**Written task**.
Work out how many lines of the material below mention the word "text"; reply with the number only.

Figure record listings:
◆ ◆ ◆ ◆ ◆

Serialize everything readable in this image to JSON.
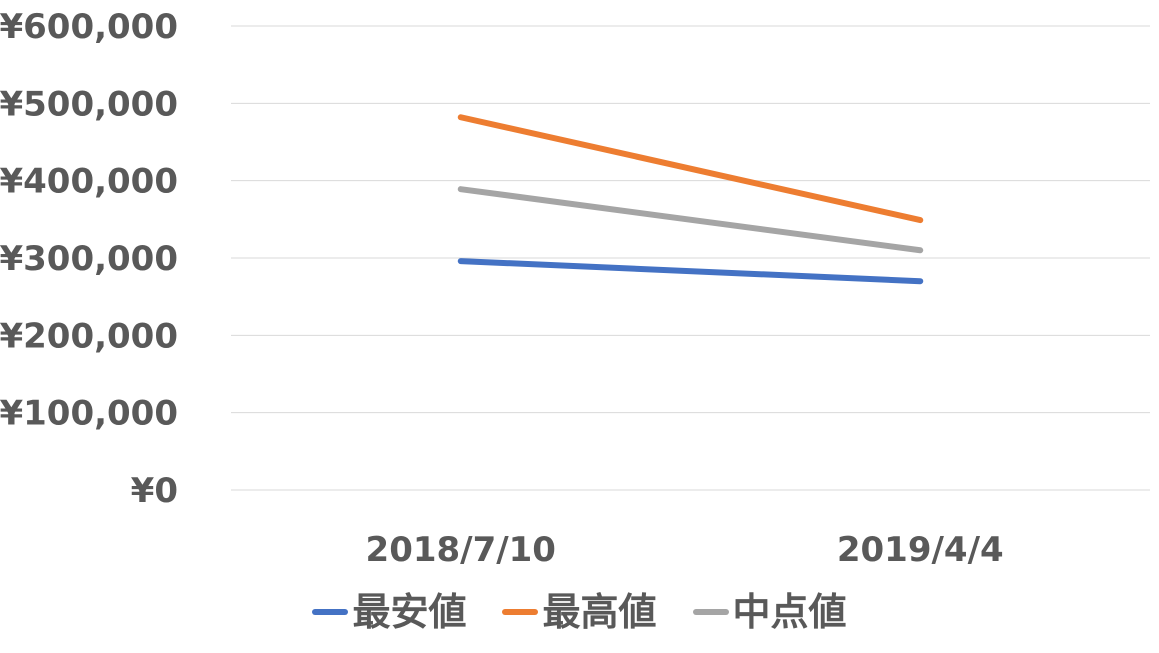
{
  "chart_data": {
    "type": "line",
    "title": "",
    "xlabel": "",
    "ylabel": "",
    "categories": [
      "2018/7/10",
      "2019/4/4"
    ],
    "ylim": [
      0,
      600000
    ],
    "yticks": [
      0,
      100000,
      200000,
      300000,
      400000,
      500000,
      600000
    ],
    "ytick_labels": [
      "¥0",
      "¥100,000",
      "¥200,000",
      "¥300,000",
      "¥400,000",
      "¥500,000",
      "¥600,000"
    ],
    "grid": true,
    "legend_position": "bottom",
    "series": [
      {
        "name": "最安値",
        "color": "#4472c4",
        "values": [
          296000,
          270000
        ]
      },
      {
        "name": "最高値",
        "color": "#ed7d31",
        "values": [
          482000,
          349000
        ]
      },
      {
        "name": "中点値",
        "color": "#a5a5a5",
        "values": [
          389000,
          310000
        ]
      }
    ]
  }
}
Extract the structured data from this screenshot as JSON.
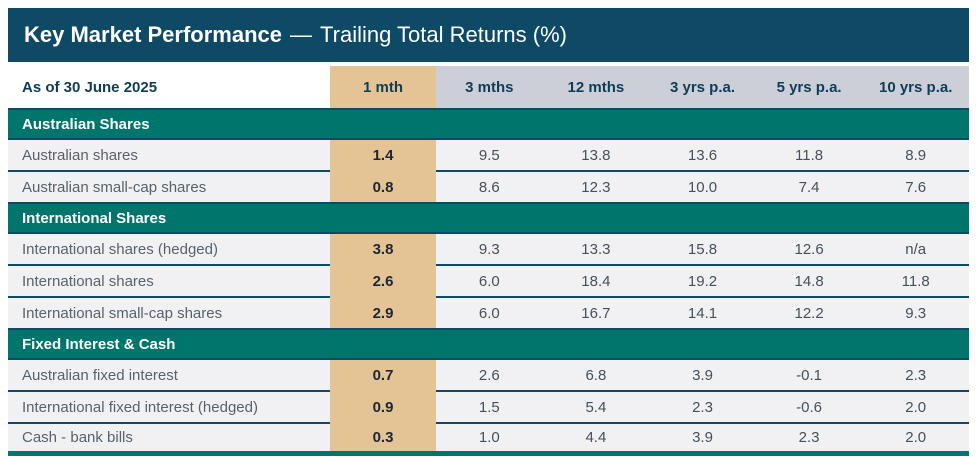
{
  "title": {
    "main": "Key Market Performance",
    "separator": "—",
    "subtitle": "Trailing Total Returns (%)"
  },
  "header": {
    "as_of": "As of 30 June 2025",
    "columns": [
      "1 mth",
      "3 mths",
      "12 mths",
      "3 yrs p.a.",
      "5 yrs p.a.",
      "10 yrs p.a."
    ]
  },
  "sections": [
    {
      "title": "Australian Shares",
      "rows": [
        {
          "label": "Australian shares",
          "values": [
            "1.4",
            "9.5",
            "13.8",
            "13.6",
            "11.8",
            "8.9"
          ]
        },
        {
          "label": "Australian small-cap shares",
          "values": [
            "0.8",
            "8.6",
            "12.3",
            "10.0",
            "7.4",
            "7.6"
          ]
        }
      ]
    },
    {
      "title": "International Shares",
      "rows": [
        {
          "label": "International shares (hedged)",
          "values": [
            "3.8",
            "9.3",
            "13.3",
            "15.8",
            "12.6",
            "n/a"
          ]
        },
        {
          "label": "International shares",
          "values": [
            "2.6",
            "6.0",
            "18.4",
            "19.2",
            "14.8",
            "11.8"
          ]
        },
        {
          "label": "International small-cap shares",
          "values": [
            "2.9",
            "6.0",
            "16.7",
            "14.1",
            "12.2",
            "9.3"
          ]
        }
      ]
    },
    {
      "title": "Fixed Interest & Cash",
      "rows": [
        {
          "label": "Australian fixed interest",
          "values": [
            "0.7",
            "2.6",
            "6.8",
            "3.9",
            "-0.1",
            "2.3"
          ]
        },
        {
          "label": "International fixed interest (hedged)",
          "values": [
            "0.9",
            "1.5",
            "5.4",
            "2.3",
            "-0.6",
            "2.0"
          ]
        },
        {
          "label": "Cash - bank bills",
          "values": [
            "0.3",
            "1.0",
            "4.4",
            "3.9",
            "2.3",
            "2.0"
          ]
        }
      ]
    }
  ],
  "colors": {
    "navy": "#0e4a66",
    "teal": "#00756b",
    "tan": "#e4c494",
    "header-gray": "#cccfd8",
    "row-gray": "#f1f1f4",
    "header-text": "#0e3d57",
    "label-text": "#57626c",
    "value-text": "#44505a"
  }
}
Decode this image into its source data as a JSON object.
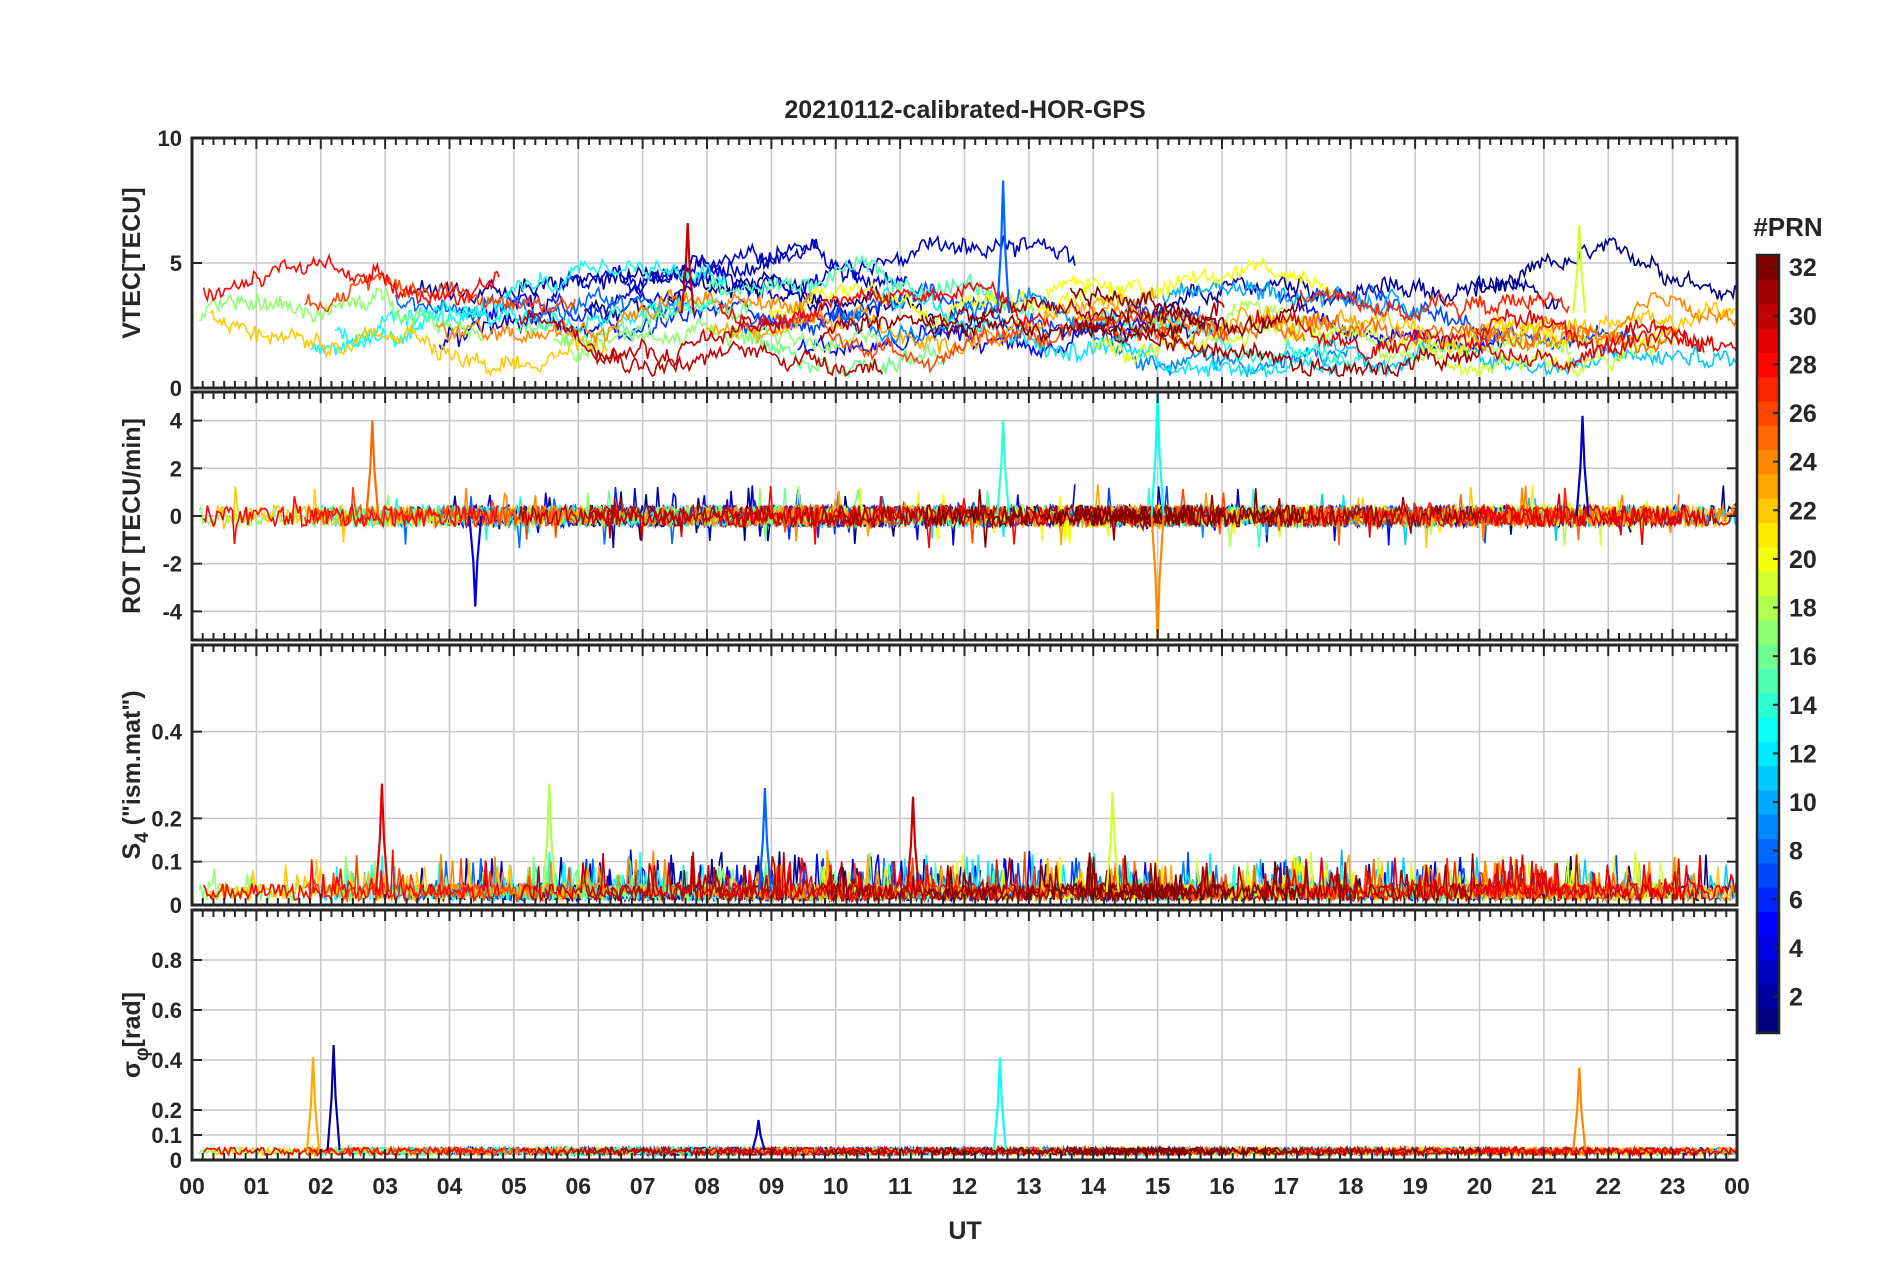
{
  "chart_data": {
    "type": "line",
    "title": "20210112-calibrated-HOR-GPS",
    "xlabel": "UT",
    "x_tick_labels": [
      "00",
      "01",
      "02",
      "03",
      "04",
      "05",
      "06",
      "07",
      "08",
      "09",
      "10",
      "11",
      "12",
      "13",
      "14",
      "15",
      "16",
      "17",
      "18",
      "19",
      "20",
      "21",
      "22",
      "23",
      "00"
    ],
    "xlim": [
      0,
      24
    ],
    "grid": true,
    "panels": [
      {
        "id": "vtec",
        "ylabel": "VTEC[TECU]",
        "ylim": [
          0,
          10
        ],
        "y_ticks": [
          0,
          5,
          10
        ],
        "y_tick_labels": [
          "0",
          "5",
          "10"
        ],
        "notable_peaks": [
          {
            "ut": 12.6,
            "value": 8.3
          },
          {
            "ut": 21.55,
            "value": 6.5
          },
          {
            "ut": 7.7,
            "value": 6.6
          }
        ],
        "typical_range": [
          1,
          5
        ]
      },
      {
        "id": "rot",
        "ylabel": "ROT [TECU/min]",
        "ylim": [
          -5.2,
          5.2
        ],
        "y_ticks": [
          -4,
          -2,
          0,
          2,
          4
        ],
        "y_tick_labels": [
          "-4",
          "-2",
          "0",
          "2",
          "4"
        ],
        "notable_peaks": [
          {
            "ut": 15.0,
            "value": 5.2
          },
          {
            "ut": 15.0,
            "value": -5.2
          },
          {
            "ut": 21.6,
            "value": 4.2
          },
          {
            "ut": 12.6,
            "value": 4.0
          },
          {
            "ut": 2.8,
            "value": 4.0
          },
          {
            "ut": 4.4,
            "value": -3.8
          }
        ],
        "typical_range": [
          -0.5,
          0.5
        ]
      },
      {
        "id": "s4",
        "ylabel": "S4 (\"ism.mat\")",
        "ylabel_main": "S",
        "ylabel_sub": "4",
        "ylabel_rest": " (\"ism.mat\")",
        "ylim": [
          0,
          0.6
        ],
        "y_ticks": [
          0,
          0.1,
          0.2,
          0.4
        ],
        "y_tick_labels": [
          "0",
          "0.1",
          "0.2",
          "0.4"
        ],
        "notable_peaks": [
          {
            "ut": 5.55,
            "value": 0.28
          },
          {
            "ut": 2.95,
            "value": 0.28
          },
          {
            "ut": 8.9,
            "value": 0.27
          },
          {
            "ut": 14.3,
            "value": 0.26
          },
          {
            "ut": 11.2,
            "value": 0.25
          }
        ],
        "typical_range": [
          0,
          0.15
        ]
      },
      {
        "id": "sigma_phi",
        "ylabel": "σφ[rad]",
        "ylabel_main": "σ",
        "ylabel_sub": "φ",
        "ylabel_rest": "[rad]",
        "ylim": [
          0,
          1.0
        ],
        "y_ticks": [
          0,
          0.1,
          0.2,
          0.4,
          0.6,
          0.8
        ],
        "y_tick_labels": [
          "0",
          "0.1",
          "0.2",
          "0.4",
          "0.6",
          "0.8"
        ],
        "notable_peaks": [
          {
            "ut": 1.88,
            "value": 0.41
          },
          {
            "ut": 2.2,
            "value": 0.46
          },
          {
            "ut": 12.55,
            "value": 0.41
          },
          {
            "ut": 21.55,
            "value": 0.37
          },
          {
            "ut": 8.8,
            "value": 0.16
          }
        ],
        "typical_range": [
          0.02,
          0.06
        ]
      }
    ],
    "colorbar": {
      "label": "#PRN",
      "range": [
        1,
        32
      ],
      "tick_values": [
        2,
        4,
        6,
        8,
        10,
        12,
        14,
        16,
        18,
        20,
        22,
        24,
        26,
        28,
        30,
        32
      ],
      "tick_labels": [
        "2",
        "4",
        "6",
        "8",
        "10",
        "12",
        "14",
        "16",
        "18",
        "20",
        "22",
        "24",
        "26",
        "28",
        "30",
        "32"
      ],
      "colormap": "jet"
    },
    "series_count": 32,
    "series_names": [
      "PRN 01",
      "PRN 02",
      "PRN 03",
      "PRN 04",
      "PRN 05",
      "PRN 06",
      "PRN 07",
      "PRN 08",
      "PRN 09",
      "PRN 10",
      "PRN 11",
      "PRN 12",
      "PRN 13",
      "PRN 14",
      "PRN 15",
      "PRN 16",
      "PRN 17",
      "PRN 18",
      "PRN 19",
      "PRN 20",
      "PRN 21",
      "PRN 22",
      "PRN 23",
      "PRN 24",
      "PRN 25",
      "PRN 26",
      "PRN 27",
      "PRN 28",
      "PRN 29",
      "PRN 30",
      "PRN 31",
      "PRN 32"
    ]
  },
  "colors": {
    "axis": "#262626",
    "grid": "#c8c8c8",
    "background": "#ffffff"
  }
}
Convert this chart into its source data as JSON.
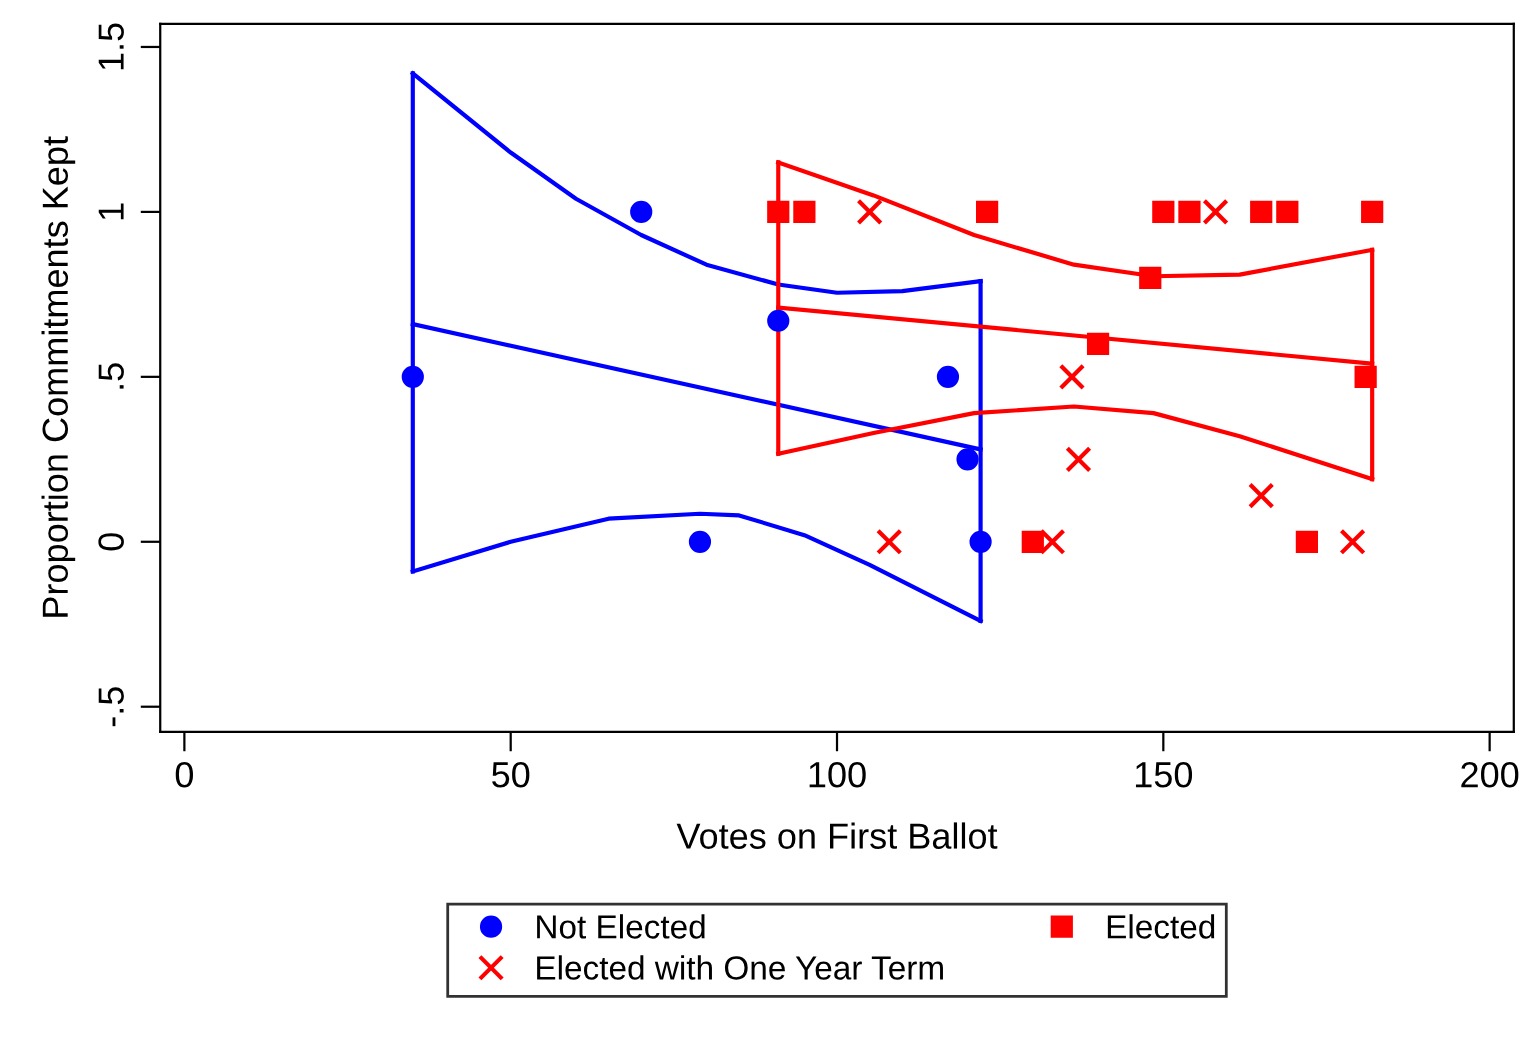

◆ ◆ ◆ ◆ ◆

**The answer**.
3